LISTED RECORDS:
^^^^^^^^^^^^^^^^
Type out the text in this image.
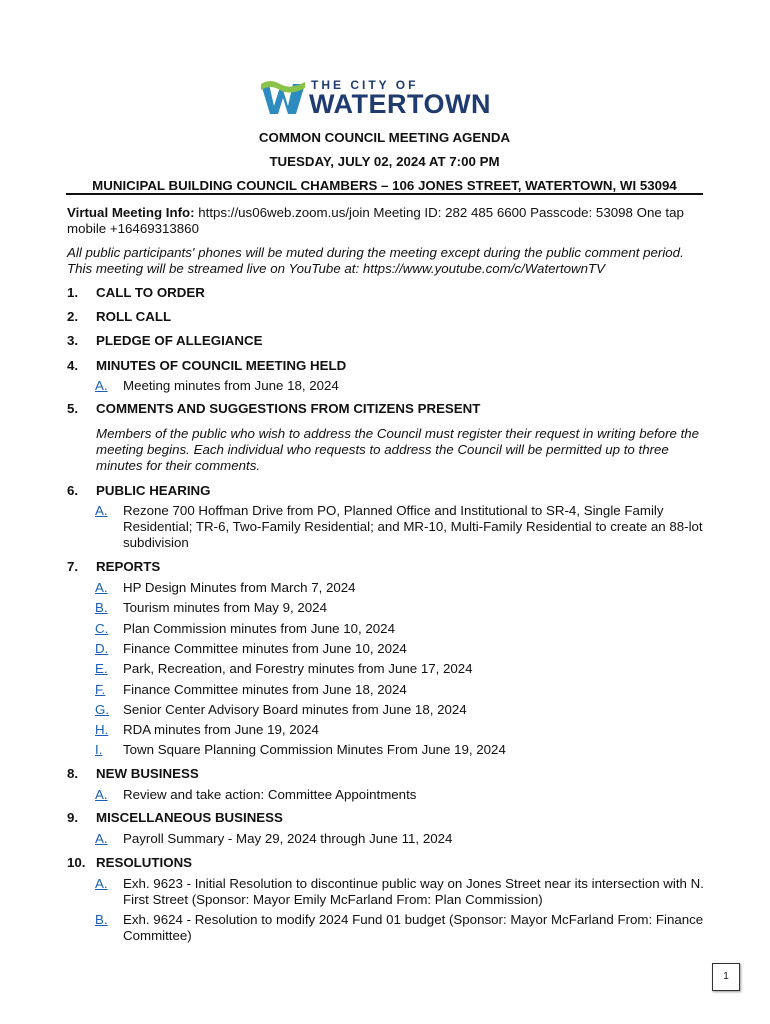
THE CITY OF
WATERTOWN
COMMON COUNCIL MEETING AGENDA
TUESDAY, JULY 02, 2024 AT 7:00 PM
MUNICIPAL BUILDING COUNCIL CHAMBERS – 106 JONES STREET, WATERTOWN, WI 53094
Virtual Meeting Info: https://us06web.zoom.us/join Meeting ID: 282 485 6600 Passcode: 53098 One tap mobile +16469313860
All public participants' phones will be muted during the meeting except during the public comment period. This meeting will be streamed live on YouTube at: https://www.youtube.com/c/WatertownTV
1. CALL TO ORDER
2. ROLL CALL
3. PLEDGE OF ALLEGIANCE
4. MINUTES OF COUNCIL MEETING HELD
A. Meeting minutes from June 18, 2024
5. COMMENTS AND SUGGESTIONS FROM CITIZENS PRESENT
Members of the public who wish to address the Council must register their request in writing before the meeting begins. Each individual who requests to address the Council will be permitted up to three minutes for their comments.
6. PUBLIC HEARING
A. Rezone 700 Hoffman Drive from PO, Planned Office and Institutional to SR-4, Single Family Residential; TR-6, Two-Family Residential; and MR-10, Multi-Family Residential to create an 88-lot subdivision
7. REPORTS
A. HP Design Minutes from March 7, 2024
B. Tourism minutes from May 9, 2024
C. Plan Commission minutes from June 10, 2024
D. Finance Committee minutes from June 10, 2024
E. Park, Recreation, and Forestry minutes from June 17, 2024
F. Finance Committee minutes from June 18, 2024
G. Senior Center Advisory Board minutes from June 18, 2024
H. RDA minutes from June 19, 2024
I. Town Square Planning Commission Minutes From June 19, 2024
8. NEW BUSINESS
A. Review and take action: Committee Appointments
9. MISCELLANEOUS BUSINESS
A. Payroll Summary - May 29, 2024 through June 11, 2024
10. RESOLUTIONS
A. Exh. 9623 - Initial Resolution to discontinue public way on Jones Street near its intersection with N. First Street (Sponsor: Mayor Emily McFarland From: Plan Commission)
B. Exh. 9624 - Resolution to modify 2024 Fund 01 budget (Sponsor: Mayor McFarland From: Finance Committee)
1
^^^^^^^^^^^^^^^^
WORK REQUIRED: Copy in full each line that holds the word "Sponsor".

WRITTEN ANSWER:
A. Exh. 9623 - Initial Resolution to discontinue public way on Jones Street near its intersection with N. First Street (Sponsor: Mayor Emily McFarland From: Plan Commission)
B. Exh. 9624 - Resolution to modify 2024 Fund 01 budget (Sponsor: Mayor McFarland From: Finance Committee)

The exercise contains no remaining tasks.